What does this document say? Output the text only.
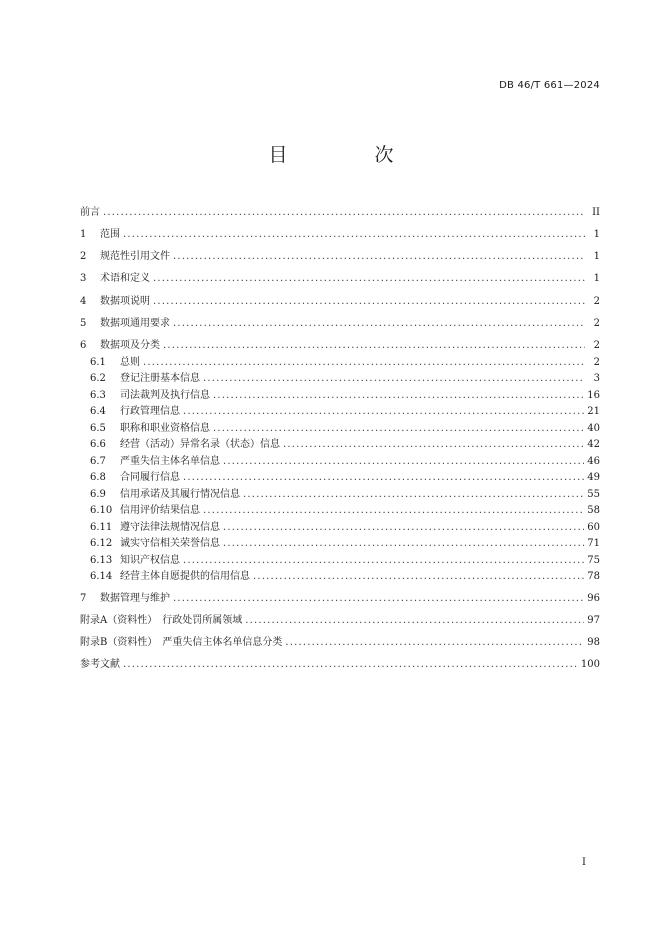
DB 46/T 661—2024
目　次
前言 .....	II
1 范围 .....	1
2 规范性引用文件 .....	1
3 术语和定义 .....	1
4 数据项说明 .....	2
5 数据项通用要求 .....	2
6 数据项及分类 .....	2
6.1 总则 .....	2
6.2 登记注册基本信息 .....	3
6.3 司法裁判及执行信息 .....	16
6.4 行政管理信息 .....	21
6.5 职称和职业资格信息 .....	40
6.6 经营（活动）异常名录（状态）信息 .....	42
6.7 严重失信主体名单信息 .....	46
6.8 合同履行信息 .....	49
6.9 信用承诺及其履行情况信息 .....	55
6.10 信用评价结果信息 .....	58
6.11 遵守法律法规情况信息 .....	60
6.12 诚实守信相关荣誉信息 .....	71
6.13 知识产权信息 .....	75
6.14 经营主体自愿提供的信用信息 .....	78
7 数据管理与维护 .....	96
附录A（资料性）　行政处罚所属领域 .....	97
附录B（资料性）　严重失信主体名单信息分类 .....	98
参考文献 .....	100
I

=== Instruction ===
Using the material above, set down every line exactly, but skip the pictures.

=== Response to the exercise ===
What does this document say? Output the text only.
DB 46/T 661—2024
目　次
前言 .....	II
1 范围 .....	1
2 规范性引用文件 .....	1
3 术语和定义 .....	1
4 数据项说明 .....	2
5 数据项通用要求 .....	2
6 数据项及分类 .....	2
6.1 总则 .....	2
6.2 登记注册基本信息 .....	3
6.3 司法裁判及执行信息 .....	16
6.4 行政管理信息 .....	21
6.5 职称和职业资格信息 .....	40
6.6 经营（活动）异常名录（状态）信息 .....	42
6.7 严重失信主体名单信息 .....	46
6.8 合同履行信息 .....	49
6.9 信用承诺及其履行情况信息 .....	55
6.10 信用评价结果信息 .....	58
6.11 遵守法律法规情况信息 .....	60
6.12 诚实守信相关荣誉信息 .....	71
6.13 知识产权信息 .....	75
6.14 经营主体自愿提供的信用信息 .....	78
7 数据管理与维护 .....	96
附录A（资料性）　行政处罚所属领域 .....	97
附录B（资料性）　严重失信主体名单信息分类 .....	98
参考文献 .....	100
I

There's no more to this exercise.